Chart and figure data

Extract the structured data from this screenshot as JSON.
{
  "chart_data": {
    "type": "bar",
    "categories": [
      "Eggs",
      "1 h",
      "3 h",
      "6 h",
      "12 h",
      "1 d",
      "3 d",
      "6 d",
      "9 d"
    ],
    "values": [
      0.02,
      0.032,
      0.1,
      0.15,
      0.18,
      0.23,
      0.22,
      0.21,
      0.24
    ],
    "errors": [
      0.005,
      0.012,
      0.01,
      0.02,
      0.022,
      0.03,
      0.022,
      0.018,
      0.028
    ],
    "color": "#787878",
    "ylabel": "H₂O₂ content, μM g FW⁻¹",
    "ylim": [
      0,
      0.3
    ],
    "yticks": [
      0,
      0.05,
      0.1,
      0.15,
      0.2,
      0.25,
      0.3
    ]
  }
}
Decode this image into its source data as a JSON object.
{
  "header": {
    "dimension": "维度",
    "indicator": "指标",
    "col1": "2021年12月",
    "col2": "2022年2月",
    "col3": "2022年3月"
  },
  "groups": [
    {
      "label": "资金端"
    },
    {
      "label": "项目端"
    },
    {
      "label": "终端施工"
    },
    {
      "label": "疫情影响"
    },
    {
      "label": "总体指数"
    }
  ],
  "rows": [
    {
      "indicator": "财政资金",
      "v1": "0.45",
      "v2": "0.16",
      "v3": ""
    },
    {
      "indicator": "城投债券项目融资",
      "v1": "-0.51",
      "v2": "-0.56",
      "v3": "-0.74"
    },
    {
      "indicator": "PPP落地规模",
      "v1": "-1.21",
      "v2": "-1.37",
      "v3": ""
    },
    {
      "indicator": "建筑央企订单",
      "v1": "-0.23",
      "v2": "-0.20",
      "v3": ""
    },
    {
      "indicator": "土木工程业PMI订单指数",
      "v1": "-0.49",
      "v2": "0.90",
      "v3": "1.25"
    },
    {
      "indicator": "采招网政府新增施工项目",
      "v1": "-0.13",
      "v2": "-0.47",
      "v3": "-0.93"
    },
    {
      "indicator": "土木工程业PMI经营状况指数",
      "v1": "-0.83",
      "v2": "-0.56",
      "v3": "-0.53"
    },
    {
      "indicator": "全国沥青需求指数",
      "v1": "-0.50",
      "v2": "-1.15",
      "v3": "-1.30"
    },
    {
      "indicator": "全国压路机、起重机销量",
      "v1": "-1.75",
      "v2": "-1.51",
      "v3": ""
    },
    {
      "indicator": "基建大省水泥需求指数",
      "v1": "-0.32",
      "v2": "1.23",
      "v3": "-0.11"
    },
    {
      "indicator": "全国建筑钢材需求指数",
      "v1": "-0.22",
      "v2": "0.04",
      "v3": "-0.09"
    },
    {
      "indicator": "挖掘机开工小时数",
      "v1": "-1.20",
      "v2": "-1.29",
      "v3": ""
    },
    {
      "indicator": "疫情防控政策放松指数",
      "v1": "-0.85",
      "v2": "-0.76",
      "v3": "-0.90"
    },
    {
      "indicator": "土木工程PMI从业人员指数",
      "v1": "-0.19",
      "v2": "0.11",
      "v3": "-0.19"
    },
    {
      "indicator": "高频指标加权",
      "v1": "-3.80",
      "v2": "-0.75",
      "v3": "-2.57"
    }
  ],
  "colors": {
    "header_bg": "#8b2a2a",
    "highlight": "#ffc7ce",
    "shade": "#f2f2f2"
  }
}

DIRECTIONS: Set down the listing in full, keeping every word exactly as it is.

EXPECTED OUTPUT:
Extract the structured data from this screenshot as JSON.
{
  "chart_data": {
    "type": "bar",
    "categories": [
      "Eggs",
      "1 h",
      "3 h",
      "6 h",
      "12 h",
      "1 d",
      "3 d",
      "6 d",
      "9 d"
    ],
    "values": [
      0.02,
      0.032,
      0.1,
      0.15,
      0.18,
      0.23,
      0.22,
      0.21,
      0.24
    ],
    "errors": [
      0.005,
      0.012,
      0.01,
      0.02,
      0.022,
      0.03,
      0.022,
      0.018,
      0.028
    ],
    "color": "#787878",
    "ylabel": "H₂O₂ content, μM g FW⁻¹",
    "ylim": [
      0,
      0.3
    ],
    "yticks": [
      0,
      0.05,
      0.1,
      0.15,
      0.2,
      0.25,
      0.3
    ]
  }
}
Decode this image into its source data as a JSON object.
{
  "header": {
    "dimension": "维度",
    "indicator": "指标",
    "col1": "2021年12月",
    "col2": "2022年2月",
    "col3": "2022年3月"
  },
  "groups": [
    {
      "label": "资金端"
    },
    {
      "label": "项目端"
    },
    {
      "label": "终端施工"
    },
    {
      "label": "疫情影响"
    },
    {
      "label": "总体指数"
    }
  ],
  "rows": [
    {
      "indicator": "财政资金",
      "v1": "0.45",
      "v2": "0.16",
      "v3": ""
    },
    {
      "indicator": "城投债券项目融资",
      "v1": "-0.51",
      "v2": "-0.56",
      "v3": "-0.74"
    },
    {
      "indicator": "PPP落地规模",
      "v1": "-1.21",
      "v2": "-1.37",
      "v3": ""
    },
    {
      "indicator": "建筑央企订单",
      "v1": "-0.23",
      "v2": "-0.20",
      "v3": ""
    },
    {
      "indicator": "土木工程业PMI订单指数",
      "v1": "-0.49",
      "v2": "0.90",
      "v3": "1.25"
    },
    {
      "indicator": "采招网政府新增施工项目",
      "v1": "-0.13",
      "v2": "-0.47",
      "v3": "-0.93"
    },
    {
      "indicator": "土木工程业PMI经营状况指数",
      "v1": "-0.83",
      "v2": "-0.56",
      "v3": "-0.53"
    },
    {
      "indicator": "全国沥青需求指数",
      "v1": "-0.50",
      "v2": "-1.15",
      "v3": "-1.30"
    },
    {
      "indicator": "全国压路机、起重机销量",
      "v1": "-1.75",
      "v2": "-1.51",
      "v3": ""
    },
    {
      "indicator": "基建大省水泥需求指数",
      "v1": "-0.32",
      "v2": "1.23",
      "v3": "-0.11"
    },
    {
      "indicator": "全国建筑钢材需求指数",
      "v1": "-0.22",
      "v2": "0.04",
      "v3": "-0.09"
    },
    {
      "indicator": "挖掘机开工小时数",
      "v1": "-1.20",
      "v2": "-1.29",
      "v3": ""
    },
    {
      "indicator": "疫情防控政策放松指数",
      "v1": "-0.85",
      "v2": "-0.76",
      "v3": "-0.90"
    },
    {
      "indicator": "土木工程PMI从业人员指数",
      "v1": "-0.19",
      "v2": "0.11",
      "v3": "-0.19"
    },
    {
      "indicator": "高频指标加权",
      "v1": "-3.80",
      "v2": "-0.75",
      "v3": "-2.57"
    }
  ],
  "colors": {
    "header_bg": "#8b2a2a",
    "highlight": "#ffc7ce",
    "shade": "#f2f2f2"
  }
}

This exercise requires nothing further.